* GEGEVEN TEKST
═══
ECLI:NL:HR:2024:589

Hoge Raad

Datum uitspraak
16 april 2024
Publicatiedatum
12 april 2024
Zaaknummer
22/03539
Instantie
Hoge Raad
Type
Uitspraak
Rechtsgebied
Strafrecht
Procedures
  • Cassatie
Vindplaatsen
  • Rechtspraak.nl
AI samenvatting door LexboostAutomatisch gegenereerd

Groepsbelediging van Joden door het tonen van een afbeelding met een vervangende kakkerlak in plaats van de davidster tijdens een demonstratie

In deze zaak heeft de Hoge Raad op 16 april 2024 uitspraak gedaan in een cassatieprocedure tegen een arrest van het gerechtshof Amsterdam. De verdachte was eerder vrijgesproken van groepsbelediging van Joden wegens hun ras, nadat hij op 7 juni 2018 tijdens een demonstratie in Amsterdam een afbeelding had getoond van een Israëlische vlag waarbij de davidster was vervangen door een blauwe kakkerlak. Het hof had geoordeeld dat de uitlating van de verdachte onmiskenbaar gericht was op een bepaalde groep mensen, te weten de leden van het Joodse volk, en dat deze uitlating de strekking had om hen in een ongunstig daglicht te stellen en hen aan te randen in hun eer en goede naam. De Hoge Raad herhaalde relevante overwegingen uit eerdere uitspraken en oordeelde dat het hof niet onbegrijpelijk had geoordeeld dat de uitlating van de verdachte beledigend was. De Hoge Raad verwierp het beroep van de verdachte en bevestigde de veroordeling tot een geheel voorwaardelijke geldboete van € 350. De Hoge Raad oordeelde dat de strafvervolging niet in strijd was met het recht op vrijheid van meningsuiting zoals gewaarborgd in artikel 10 EVRM, omdat de beperking van deze vrijheid gerechtvaardigd was ter bescherming van de eer en goede naam van Joodse mensen. De uitspraak benadrukt de delicate balans tussen vrijheid van meningsuiting en de bescherming tegen groepsbelediging.

Uitspraak

HOGE RAAD DER NEDERLANDEN
STRAFKAMER
Nummer22/03539
Datum16 april 2024
ARREST
op het beroep in cassatie tegen een arrest van het gerechtshof Amsterdam van 23 september 2022, nummer 23-001499-21, in de strafzaak
tegen
[verdachte],
geboren te [geboorteplaats] op [geboortedatum] 1956,
hierna: de verdachte.
═══
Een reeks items
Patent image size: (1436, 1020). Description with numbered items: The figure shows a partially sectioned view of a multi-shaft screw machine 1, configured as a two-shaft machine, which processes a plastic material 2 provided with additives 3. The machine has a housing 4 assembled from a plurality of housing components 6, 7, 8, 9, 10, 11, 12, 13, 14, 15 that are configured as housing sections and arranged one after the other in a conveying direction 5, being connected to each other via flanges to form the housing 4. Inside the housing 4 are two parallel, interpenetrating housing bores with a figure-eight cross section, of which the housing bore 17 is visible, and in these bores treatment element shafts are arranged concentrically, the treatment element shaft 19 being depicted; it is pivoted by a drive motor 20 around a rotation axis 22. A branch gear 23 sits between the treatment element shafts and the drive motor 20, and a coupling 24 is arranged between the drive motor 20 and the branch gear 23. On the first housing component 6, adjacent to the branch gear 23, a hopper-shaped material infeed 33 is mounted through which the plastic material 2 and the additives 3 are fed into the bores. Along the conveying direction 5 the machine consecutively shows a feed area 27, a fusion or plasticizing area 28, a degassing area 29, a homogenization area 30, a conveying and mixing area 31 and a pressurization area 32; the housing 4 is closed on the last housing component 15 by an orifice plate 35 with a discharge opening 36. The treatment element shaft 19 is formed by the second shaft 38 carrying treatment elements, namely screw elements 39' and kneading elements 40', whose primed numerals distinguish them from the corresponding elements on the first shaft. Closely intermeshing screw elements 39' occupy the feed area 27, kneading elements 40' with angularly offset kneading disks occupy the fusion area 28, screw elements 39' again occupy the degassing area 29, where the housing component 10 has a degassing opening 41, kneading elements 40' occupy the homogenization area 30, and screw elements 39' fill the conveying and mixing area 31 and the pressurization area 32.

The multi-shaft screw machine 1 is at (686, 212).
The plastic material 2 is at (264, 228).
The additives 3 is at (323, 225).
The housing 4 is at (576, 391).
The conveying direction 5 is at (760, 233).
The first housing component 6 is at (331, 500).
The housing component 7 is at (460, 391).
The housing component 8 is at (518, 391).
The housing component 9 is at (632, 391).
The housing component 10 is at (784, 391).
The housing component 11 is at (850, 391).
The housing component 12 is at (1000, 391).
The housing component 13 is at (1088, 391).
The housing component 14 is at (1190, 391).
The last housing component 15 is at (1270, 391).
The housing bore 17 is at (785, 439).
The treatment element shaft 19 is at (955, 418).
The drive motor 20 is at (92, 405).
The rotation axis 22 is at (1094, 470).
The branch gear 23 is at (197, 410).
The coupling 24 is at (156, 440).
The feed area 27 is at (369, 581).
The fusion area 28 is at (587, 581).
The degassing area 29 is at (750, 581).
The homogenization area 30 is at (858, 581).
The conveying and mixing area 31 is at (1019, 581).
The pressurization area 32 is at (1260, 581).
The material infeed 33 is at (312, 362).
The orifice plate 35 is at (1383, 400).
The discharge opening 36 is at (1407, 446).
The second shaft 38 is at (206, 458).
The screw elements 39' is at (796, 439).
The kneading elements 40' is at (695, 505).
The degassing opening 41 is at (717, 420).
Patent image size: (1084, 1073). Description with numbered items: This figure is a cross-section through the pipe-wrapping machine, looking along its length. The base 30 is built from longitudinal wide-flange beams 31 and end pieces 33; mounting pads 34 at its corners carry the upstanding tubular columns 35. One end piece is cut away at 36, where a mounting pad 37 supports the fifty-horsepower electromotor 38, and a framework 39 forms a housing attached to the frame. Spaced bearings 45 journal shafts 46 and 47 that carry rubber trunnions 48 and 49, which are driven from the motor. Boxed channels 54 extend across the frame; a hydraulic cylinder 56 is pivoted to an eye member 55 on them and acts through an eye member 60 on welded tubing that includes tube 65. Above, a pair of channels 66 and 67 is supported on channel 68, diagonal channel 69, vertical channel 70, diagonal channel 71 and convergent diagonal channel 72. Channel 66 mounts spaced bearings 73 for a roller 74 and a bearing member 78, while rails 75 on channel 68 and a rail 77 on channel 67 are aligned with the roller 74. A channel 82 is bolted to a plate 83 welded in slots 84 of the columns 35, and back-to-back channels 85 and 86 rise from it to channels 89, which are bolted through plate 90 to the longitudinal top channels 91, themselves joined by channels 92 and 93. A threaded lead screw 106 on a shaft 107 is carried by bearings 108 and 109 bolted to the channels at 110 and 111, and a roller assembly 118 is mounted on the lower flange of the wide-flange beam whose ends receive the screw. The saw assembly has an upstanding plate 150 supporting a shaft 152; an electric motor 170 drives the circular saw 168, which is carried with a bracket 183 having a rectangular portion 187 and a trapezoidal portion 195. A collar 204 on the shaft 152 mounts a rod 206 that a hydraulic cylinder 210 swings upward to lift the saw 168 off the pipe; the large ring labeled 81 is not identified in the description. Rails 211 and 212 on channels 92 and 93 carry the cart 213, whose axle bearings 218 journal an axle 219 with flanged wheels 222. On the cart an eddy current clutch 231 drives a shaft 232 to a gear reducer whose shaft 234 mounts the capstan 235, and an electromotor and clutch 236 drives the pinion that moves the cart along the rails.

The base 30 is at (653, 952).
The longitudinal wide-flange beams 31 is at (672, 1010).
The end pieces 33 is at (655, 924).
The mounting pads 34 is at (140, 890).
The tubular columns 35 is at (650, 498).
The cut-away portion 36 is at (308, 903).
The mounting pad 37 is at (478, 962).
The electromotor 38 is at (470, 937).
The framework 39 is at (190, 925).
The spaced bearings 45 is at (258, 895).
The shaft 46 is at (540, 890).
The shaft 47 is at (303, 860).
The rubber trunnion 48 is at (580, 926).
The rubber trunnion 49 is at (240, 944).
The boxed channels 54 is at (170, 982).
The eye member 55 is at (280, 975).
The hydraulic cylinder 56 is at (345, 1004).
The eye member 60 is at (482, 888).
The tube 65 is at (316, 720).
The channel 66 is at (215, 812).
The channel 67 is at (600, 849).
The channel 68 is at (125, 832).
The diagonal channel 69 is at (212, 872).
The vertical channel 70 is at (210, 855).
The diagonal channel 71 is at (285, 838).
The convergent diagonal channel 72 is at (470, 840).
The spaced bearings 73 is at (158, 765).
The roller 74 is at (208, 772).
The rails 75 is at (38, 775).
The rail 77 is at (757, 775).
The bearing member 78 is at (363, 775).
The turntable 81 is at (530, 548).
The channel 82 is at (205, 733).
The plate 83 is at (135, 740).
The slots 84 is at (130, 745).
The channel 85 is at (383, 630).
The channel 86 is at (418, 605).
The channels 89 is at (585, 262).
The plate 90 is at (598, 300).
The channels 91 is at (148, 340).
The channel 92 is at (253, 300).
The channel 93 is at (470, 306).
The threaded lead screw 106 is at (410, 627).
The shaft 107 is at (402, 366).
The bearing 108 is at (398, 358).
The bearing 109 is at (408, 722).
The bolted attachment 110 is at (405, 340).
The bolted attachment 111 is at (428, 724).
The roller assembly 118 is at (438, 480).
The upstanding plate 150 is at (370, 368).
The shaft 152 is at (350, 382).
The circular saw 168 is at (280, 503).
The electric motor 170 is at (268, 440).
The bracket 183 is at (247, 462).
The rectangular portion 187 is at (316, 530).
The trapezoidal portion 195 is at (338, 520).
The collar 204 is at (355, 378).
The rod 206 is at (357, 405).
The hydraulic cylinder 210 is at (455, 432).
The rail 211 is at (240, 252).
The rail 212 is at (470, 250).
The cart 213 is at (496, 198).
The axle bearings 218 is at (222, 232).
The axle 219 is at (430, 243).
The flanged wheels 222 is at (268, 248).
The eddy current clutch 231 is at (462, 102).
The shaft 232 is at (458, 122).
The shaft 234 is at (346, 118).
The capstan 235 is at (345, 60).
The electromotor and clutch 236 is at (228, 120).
═══
* TE MAKEN OPDRACHTEN
(A) Van welke datum is volgens de gegeven tekst het arrest van het gerechtshof Amsterdam waartegen beroep in cassatie is ingesteld?
(B) Neem het deel van de gegeven tekst van "HOGE RAAD DER" tot "hierna: de verdachte." over en wissel daarin "gerechtshof Amsterdam" in voor "gerechtshof Den Haag".
(C) Noem alle volledige datums (met dag, maand en jaar) die in de gegeven tekst voorkomen, elke datum één keer.

* UITGEWERKTE ANTWOORDEN
(A) Van 23 september 2022.

(B)
HOGE RAAD DER NEDERLANDEN
STRAFKAMER
Nummer22/03539
Datum16 april 2024
ARREST
op het beroep in cassatie tegen een arrest van het gerechtshof Den Haag van 23 september 2022, nummer 23-001499-21, in de strafzaak
tegen
[verdachte],
geboren te [geboorteplaats] op [geboortedatum] 1956,
hierna: de verdachte.

(C) 16 april 2024, 12 april 2024, 7 juni 2018 en 23 september 2022.